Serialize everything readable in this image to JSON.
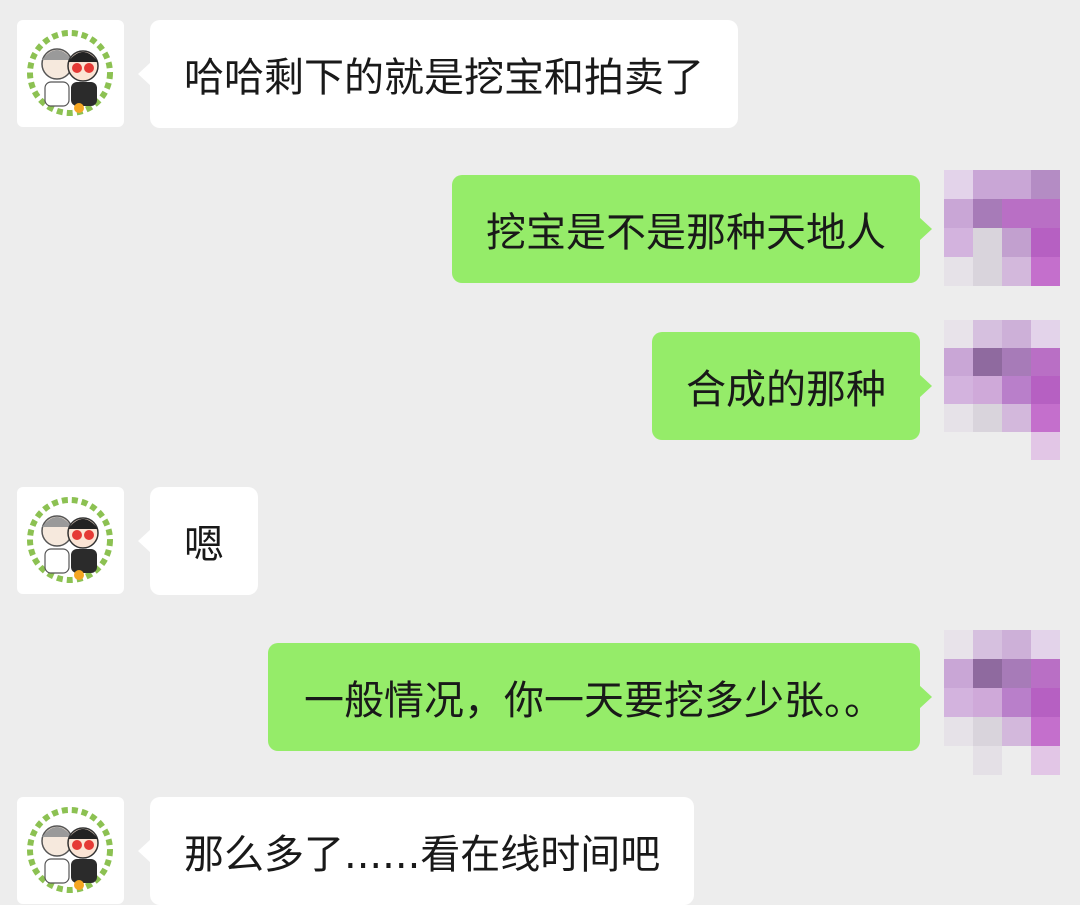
{
  "chat": {
    "messages": [
      {
        "side": "in",
        "text": "哈哈剩下的就是挖宝和拍卖了"
      },
      {
        "side": "out",
        "text": "挖宝是不是那种天地人"
      },
      {
        "side": "out",
        "text": "合成的那种"
      },
      {
        "side": "in",
        "text": "嗯"
      },
      {
        "side": "out",
        "text": "一般情况，你一天要挖多少张。。"
      },
      {
        "side": "in",
        "text": "那么多了......看在线时间吧"
      }
    ]
  },
  "avatars": {
    "left_icon": "cartoon-couple-avatar-icon",
    "right_icon": "pixelated-avatar-icon"
  },
  "colors": {
    "background": "#ededed",
    "incoming_bubble": "#ffffff",
    "outgoing_bubble": "#95ec69",
    "text": "#191919",
    "mosaic_palette": [
      "#c9a6d6",
      "#a77bb8",
      "#b96fc5",
      "#e3d3ea",
      "#d9d4dc",
      "#8f6a9f",
      "#c2c0c4",
      "#d39bd9"
    ]
  }
}
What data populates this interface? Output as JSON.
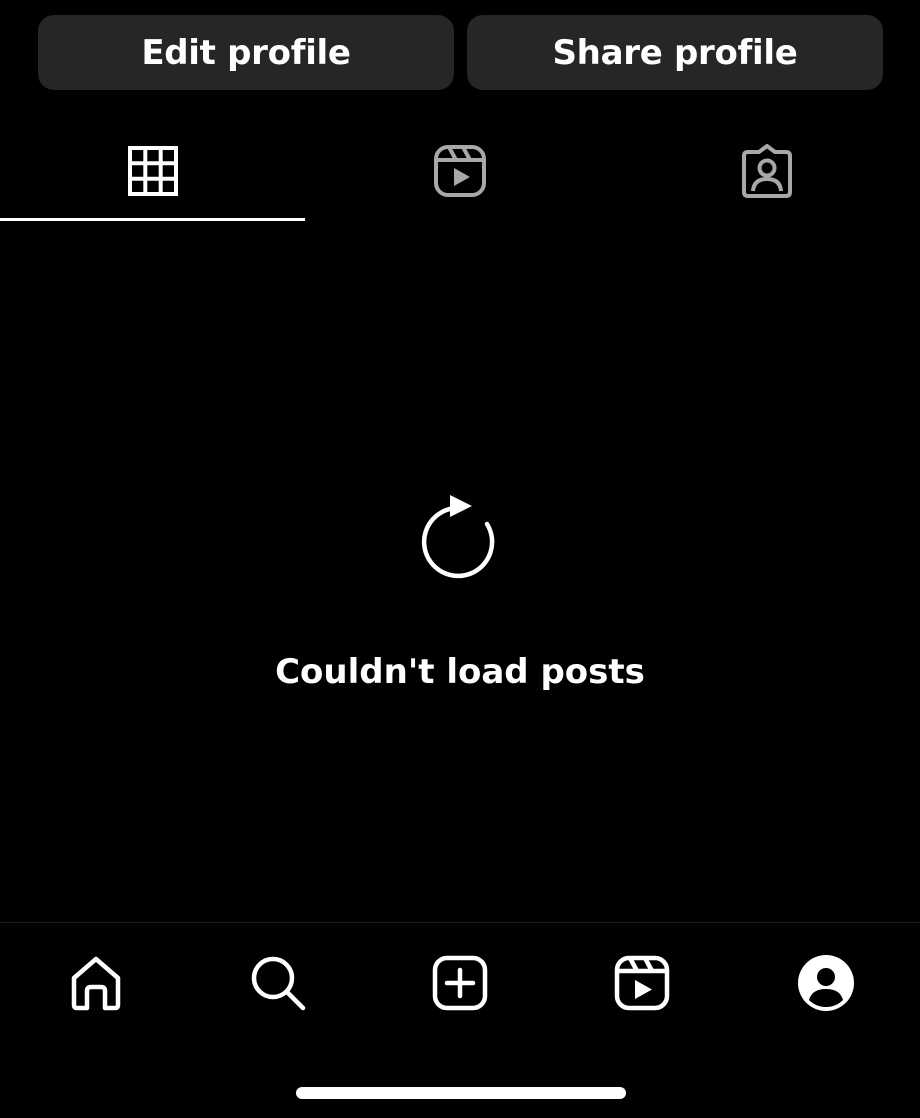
{
  "actions": {
    "edit_profile_label": "Edit profile",
    "share_profile_label": "Share profile"
  },
  "tabs": [
    {
      "name": "posts-grid",
      "icon": "grid-icon",
      "selected": true
    },
    {
      "name": "reels",
      "icon": "reels-icon",
      "selected": false
    },
    {
      "name": "tagged",
      "icon": "tagged-person-icon",
      "selected": false
    }
  ],
  "empty_state": {
    "icon": "refresh-icon",
    "message": "Couldn't load posts"
  },
  "bottom_nav": [
    {
      "name": "home",
      "icon": "home-icon"
    },
    {
      "name": "search",
      "icon": "search-icon"
    },
    {
      "name": "create",
      "icon": "add-post-icon"
    },
    {
      "name": "reels",
      "icon": "reels-icon"
    },
    {
      "name": "profile",
      "icon": "profile-avatar-icon"
    }
  ],
  "colors": {
    "background": "#000000",
    "button_bg": "#262626",
    "foreground": "#ffffff",
    "inactive_icon": "#a8a8a8"
  }
}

(Brief)
Output all of the records exactly as they appear above, but not the pictures.

(Answer to this problem)
Serialize everything readable in this image to JSON.
{
  "chat": {
    "messages": [
      {
        "side": "in",
        "text": "哈哈剩下的就是挖宝和拍卖了"
      },
      {
        "side": "out",
        "text": "挖宝是不是那种天地人"
      },
      {
        "side": "out",
        "text": "合成的那种"
      },
      {
        "side": "in",
        "text": "嗯"
      },
      {
        "side": "out",
        "text": "一般情况，你一天要挖多少张。。"
      },
      {
        "side": "in",
        "text": "那么多了......看在线时间吧"
      }
    ]
  },
  "avatars": {
    "left_icon": "cartoon-couple-avatar-icon",
    "right_icon": "pixelated-avatar-icon"
  },
  "colors": {
    "background": "#ededed",
    "incoming_bubble": "#ffffff",
    "outgoing_bubble": "#95ec69",
    "text": "#191919",
    "mosaic_palette": [
      "#c9a6d6",
      "#a77bb8",
      "#b96fc5",
      "#e3d3ea",
      "#d9d4dc",
      "#8f6a9f",
      "#c2c0c4",
      "#d39bd9"
    ]
  }
}
What data populates this interface? Output as JSON.
{
  "actions": {
    "edit_profile_label": "Edit profile",
    "share_profile_label": "Share profile"
  },
  "tabs": [
    {
      "name": "posts-grid",
      "icon": "grid-icon",
      "selected": true
    },
    {
      "name": "reels",
      "icon": "reels-icon",
      "selected": false
    },
    {
      "name": "tagged",
      "icon": "tagged-person-icon",
      "selected": false
    }
  ],
  "empty_state": {
    "icon": "refresh-icon",
    "message": "Couldn't load posts"
  },
  "bottom_nav": [
    {
      "name": "home",
      "icon": "home-icon"
    },
    {
      "name": "search",
      "icon": "search-icon"
    },
    {
      "name": "create",
      "icon": "add-post-icon"
    },
    {
      "name": "reels",
      "icon": "reels-icon"
    },
    {
      "name": "profile",
      "icon": "profile-avatar-icon"
    }
  ],
  "colors": {
    "background": "#000000",
    "button_bg": "#262626",
    "foreground": "#ffffff",
    "inactive_icon": "#a8a8a8"
  }
}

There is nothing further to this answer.